• Written request:
Are you able to quote each entry exactly as written?

○ ○ ○ ○ ○

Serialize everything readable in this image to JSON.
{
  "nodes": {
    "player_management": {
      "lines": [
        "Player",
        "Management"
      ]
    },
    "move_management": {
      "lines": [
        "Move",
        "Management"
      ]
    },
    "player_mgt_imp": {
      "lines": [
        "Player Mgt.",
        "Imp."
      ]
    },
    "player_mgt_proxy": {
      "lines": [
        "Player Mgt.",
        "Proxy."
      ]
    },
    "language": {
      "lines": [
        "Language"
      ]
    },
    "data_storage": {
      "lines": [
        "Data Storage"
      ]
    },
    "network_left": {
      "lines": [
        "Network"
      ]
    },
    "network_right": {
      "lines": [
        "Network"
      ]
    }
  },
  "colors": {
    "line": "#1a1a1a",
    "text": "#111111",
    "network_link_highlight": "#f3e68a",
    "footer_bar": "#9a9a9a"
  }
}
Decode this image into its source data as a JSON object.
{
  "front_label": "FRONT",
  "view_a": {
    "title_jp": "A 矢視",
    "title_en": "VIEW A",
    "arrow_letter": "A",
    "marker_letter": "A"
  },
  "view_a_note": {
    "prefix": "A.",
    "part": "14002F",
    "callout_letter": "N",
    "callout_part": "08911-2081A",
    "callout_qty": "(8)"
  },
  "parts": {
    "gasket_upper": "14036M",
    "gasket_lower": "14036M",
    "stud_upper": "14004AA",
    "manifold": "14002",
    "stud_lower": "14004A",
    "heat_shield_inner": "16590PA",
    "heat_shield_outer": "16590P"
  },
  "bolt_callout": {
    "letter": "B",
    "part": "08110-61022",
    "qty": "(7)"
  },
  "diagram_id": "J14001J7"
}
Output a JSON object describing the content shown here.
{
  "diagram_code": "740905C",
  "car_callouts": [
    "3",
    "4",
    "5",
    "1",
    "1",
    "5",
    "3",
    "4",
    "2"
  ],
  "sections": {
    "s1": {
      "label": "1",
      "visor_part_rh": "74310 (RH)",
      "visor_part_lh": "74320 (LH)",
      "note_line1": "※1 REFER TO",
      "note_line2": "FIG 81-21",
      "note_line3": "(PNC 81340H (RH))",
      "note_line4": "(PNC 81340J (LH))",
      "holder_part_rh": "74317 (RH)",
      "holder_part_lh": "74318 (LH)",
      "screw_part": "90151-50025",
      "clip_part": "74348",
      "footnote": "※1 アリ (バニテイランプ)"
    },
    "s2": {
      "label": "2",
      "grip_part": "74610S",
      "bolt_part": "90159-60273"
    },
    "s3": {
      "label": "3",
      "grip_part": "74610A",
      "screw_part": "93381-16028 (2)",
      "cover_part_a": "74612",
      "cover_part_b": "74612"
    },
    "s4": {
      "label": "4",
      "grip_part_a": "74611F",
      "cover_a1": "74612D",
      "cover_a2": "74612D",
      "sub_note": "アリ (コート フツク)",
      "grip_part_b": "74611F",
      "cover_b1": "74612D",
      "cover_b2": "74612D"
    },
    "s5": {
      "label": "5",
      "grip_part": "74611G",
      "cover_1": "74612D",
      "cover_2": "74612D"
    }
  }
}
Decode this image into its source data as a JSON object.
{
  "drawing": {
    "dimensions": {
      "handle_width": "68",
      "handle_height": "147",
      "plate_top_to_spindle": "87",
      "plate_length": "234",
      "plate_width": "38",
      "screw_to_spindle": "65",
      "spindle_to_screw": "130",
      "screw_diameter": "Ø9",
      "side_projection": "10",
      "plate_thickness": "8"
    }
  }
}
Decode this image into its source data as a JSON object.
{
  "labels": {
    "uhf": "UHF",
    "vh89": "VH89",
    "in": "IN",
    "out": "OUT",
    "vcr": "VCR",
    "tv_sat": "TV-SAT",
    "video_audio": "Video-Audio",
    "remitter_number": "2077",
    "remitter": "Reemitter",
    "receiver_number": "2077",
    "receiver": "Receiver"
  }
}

○ ○ ○ ○ ○

• Output of the exercise:
Serialize everything readable in this image to JSON.
{
  "nodes": {
    "player_management": {
      "lines": [
        "Player",
        "Management"
      ]
    },
    "move_management": {
      "lines": [
        "Move",
        "Management"
      ]
    },
    "player_mgt_imp": {
      "lines": [
        "Player Mgt.",
        "Imp."
      ]
    },
    "player_mgt_proxy": {
      "lines": [
        "Player Mgt.",
        "Proxy."
      ]
    },
    "language": {
      "lines": [
        "Language"
      ]
    },
    "data_storage": {
      "lines": [
        "Data Storage"
      ]
    },
    "network_left": {
      "lines": [
        "Network"
      ]
    },
    "network_right": {
      "lines": [
        "Network"
      ]
    }
  },
  "colors": {
    "line": "#1a1a1a",
    "text": "#111111",
    "network_link_highlight": "#f3e68a",
    "footer_bar": "#9a9a9a"
  }
}
Decode this image into its source data as a JSON object.
{
  "front_label": "FRONT",
  "view_a": {
    "title_jp": "A 矢視",
    "title_en": "VIEW A",
    "arrow_letter": "A",
    "marker_letter": "A"
  },
  "view_a_note": {
    "prefix": "A.",
    "part": "14002F",
    "callout_letter": "N",
    "callout_part": "08911-2081A",
    "callout_qty": "(8)"
  },
  "parts": {
    "gasket_upper": "14036M",
    "gasket_lower": "14036M",
    "stud_upper": "14004AA",
    "manifold": "14002",
    "stud_lower": "14004A",
    "heat_shield_inner": "16590PA",
    "heat_shield_outer": "16590P"
  },
  "bolt_callout": {
    "letter": "B",
    "part": "08110-61022",
    "qty": "(7)"
  },
  "diagram_id": "J14001J7"
}
Output a JSON object describing the content shown here.
{
  "diagram_code": "740905C",
  "car_callouts": [
    "3",
    "4",
    "5",
    "1",
    "1",
    "5",
    "3",
    "4",
    "2"
  ],
  "sections": {
    "s1": {
      "label": "1",
      "visor_part_rh": "74310 (RH)",
      "visor_part_lh": "74320 (LH)",
      "note_line1": "※1 REFER TO",
      "note_line2": "FIG 81-21",
      "note_line3": "(PNC 81340H (RH))",
      "note_line4": "(PNC 81340J (LH))",
      "holder_part_rh": "74317 (RH)",
      "holder_part_lh": "74318 (LH)",
      "screw_part": "90151-50025",
      "clip_part": "74348",
      "footnote": "※1 アリ (バニテイランプ)"
    },
    "s2": {
      "label": "2",
      "grip_part": "74610S",
      "bolt_part": "90159-60273"
    },
    "s3": {
      "label": "3",
      "grip_part": "74610A",
      "screw_part": "93381-16028 (2)",
      "cover_part_a": "74612",
      "cover_part_b": "74612"
    },
    "s4": {
      "label": "4",
      "grip_part_a": "74611F",
      "cover_a1": "74612D",
      "cover_a2": "74612D",
      "sub_note": "アリ (コート フツク)",
      "grip_part_b": "74611F",
      "cover_b1": "74612D",
      "cover_b2": "74612D"
    },
    "s5": {
      "label": "5",
      "grip_part": "74611G",
      "cover_1": "74612D",
      "cover_2": "74612D"
    }
  }
}
Decode this image into its source data as a JSON object.
{
  "drawing": {
    "dimensions": {
      "handle_width": "68",
      "handle_height": "147",
      "plate_top_to_spindle": "87",
      "plate_length": "234",
      "plate_width": "38",
      "screw_to_spindle": "65",
      "spindle_to_screw": "130",
      "screw_diameter": "Ø9",
      "side_projection": "10",
      "plate_thickness": "8"
    }
  }
}
Decode this image into its source data as a JSON object.
{
  "labels": {
    "uhf": "UHF",
    "vh89": "VH89",
    "in": "IN",
    "out": "OUT",
    "vcr": "VCR",
    "tv_sat": "TV-SAT",
    "video_audio": "Video-Audio",
    "remitter_number": "2077",
    "remitter": "Reemitter",
    "receiver_number": "2077",
    "receiver": "Receiver"
  }
}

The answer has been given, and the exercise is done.